BERMULA dari saling melapor dan sama-sama memposisikan diri sebagai korban tawuran antar kelompok remaja putri di Nunukan. Kedua remaja putri berinisial EF (17) dan NSDK (18) justru ditetapkan polisi sebagai tersangka.
“Kami tetapkan keduanya sebagai tersangka. Kita masih lakukan BAP (Berita Acara Pidana) terhadap keduanya. Untuk melengkapi administrasi dan berkas sebelum dilimpahkan ke kejaksaan,” terang Kapolsek Nunukan Kota Iptu Ridwan Supangat, Rabu (20/10).
Kedua pelapor sama-sama bersikeras dengan keterangan dihadapan penyidik Polsek Nunukan Kota. “Polisi hanya mencatat saja seluruh keterangan mereka. Masing-masing punya cerita versi sendiri. Kami tak bisa mengarahkan atau memaksa mereka mengaku. Nanti konfrontasinya, dipertemukan ceritanya di depan pengadilan,” ungkap Supangat.

:: Data Mentah ::

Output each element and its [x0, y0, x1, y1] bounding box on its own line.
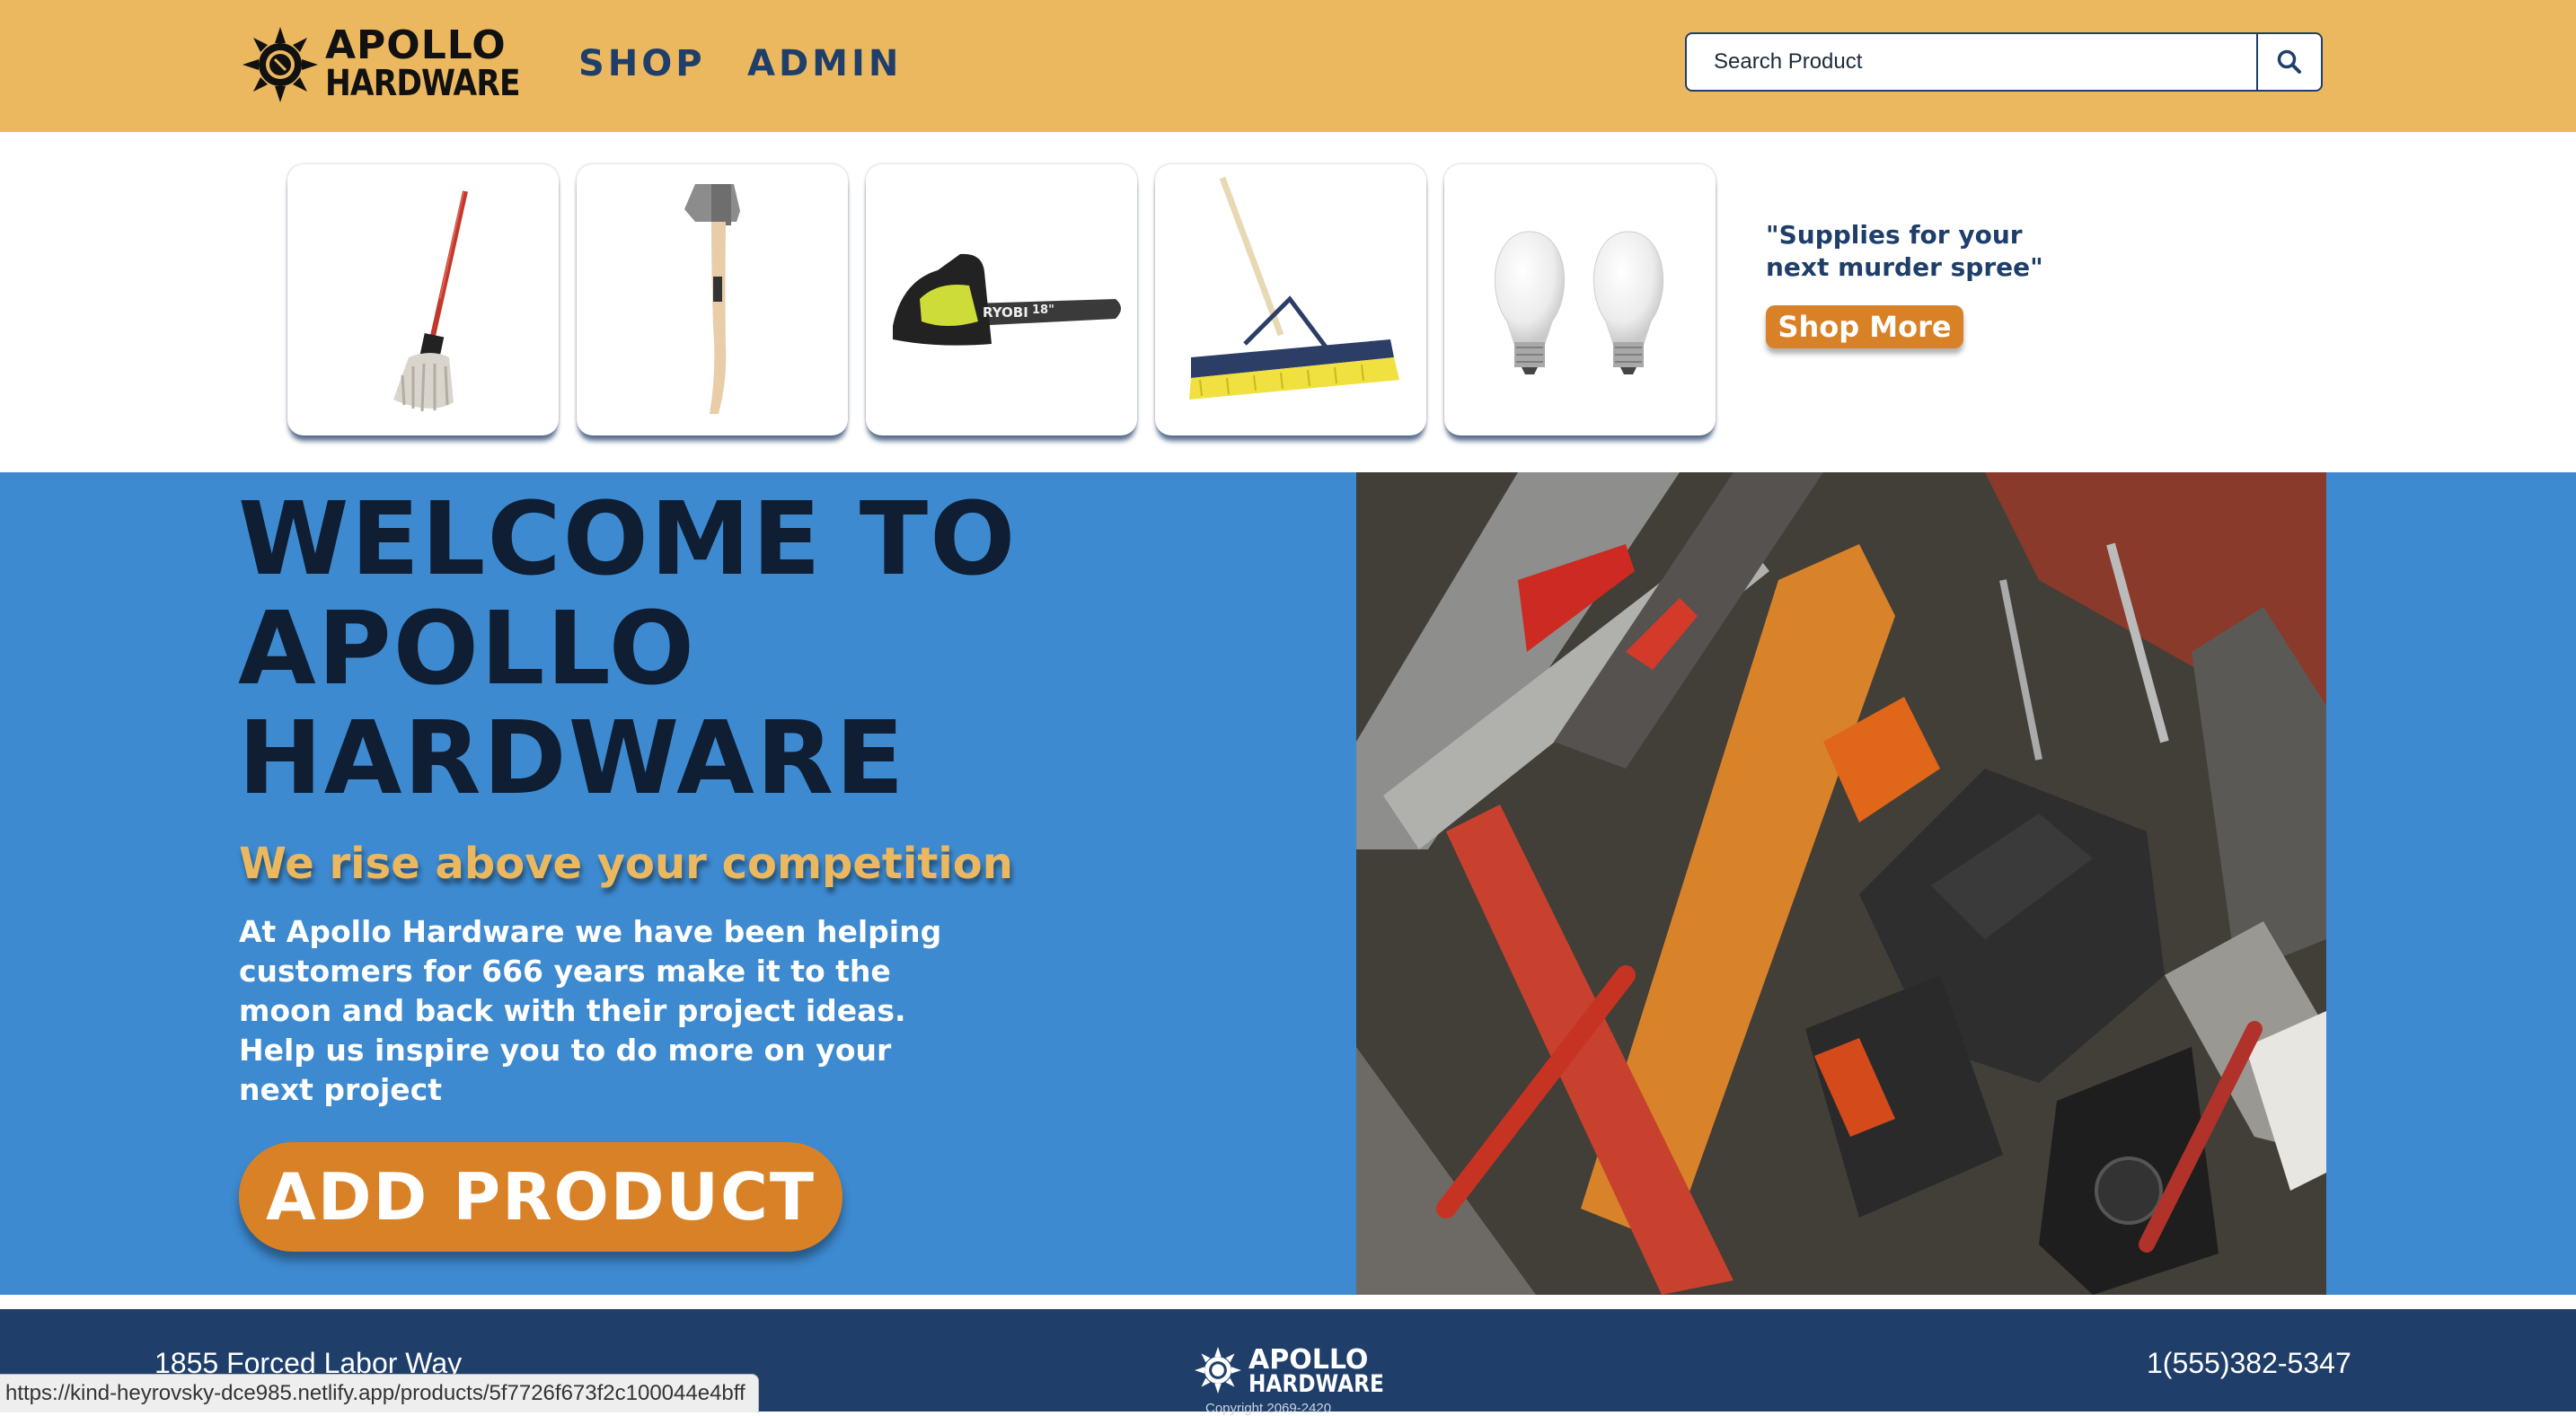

:: Ketentuan Tugas ::
1: Kembalikan secara persis bagian berita tawuran di Nunukan, mulai dari "BERMULA dari saling" dan berlanjut sampai "polisi sebagai tersangka.".
2: Sambung berita tawuran di Nunukan dengan bagian berikutnya, dimulai setelah kalimat terakhir yang tercantum.

:: Hasil Latihan ::
1:
BERMULA dari saling melapor dan sama-sama memposisikan diri sebagai korban tawuran antar kelompok remaja putri di Nunukan. Kedua remaja putri berinisial EF (17) dan NSDK (18) justru ditetapkan polisi sebagai tersangka.

2:
Kedua belah pihak juga tidak bisa didamaikan. Polisi sudah berupaya melakukan 3 kali pertemuan untuk mediasi dan hasilnya tanpa ada titik temu. Antara pihak satu dengan lain seakan sudah siap adu kuat. Karena masing-masing sudah menyiapkan pengacara dalam kasus tersebut.
“Saat ini kita sudah mengirim pemberitahuan ke Kejaksaan Negeri Nunukan. Kasusnya lanjut ke meja hijau. Sebenarnya semua tahu kejadiannya, tapi karena keterangan mereka dipengaruhi oleh kepentingan untuk memenangkan kasusnya, ya biar pengadilan yang memutuskan,” bebernya.
Meski keduanya ditetapkan sebagai tersangka, polisi tidak melakukan penahanan. Supangat menjelaskan, polisi memiliki pertimbangan dalam masalah ini. Keduanya tentu tidak akan melarikan diri atau bisa menghilangkan barang bukti.
Keduanya juga memiliki penjamin yang kuat untuk kooperatif selama proses hukum berjalan. “Jadi ini lebih pada kebijakan kita. Karena mereka juga masih remaja, tentu kalau ditahan akan jadi masalah lain lagi nantinya,” imbuhnya.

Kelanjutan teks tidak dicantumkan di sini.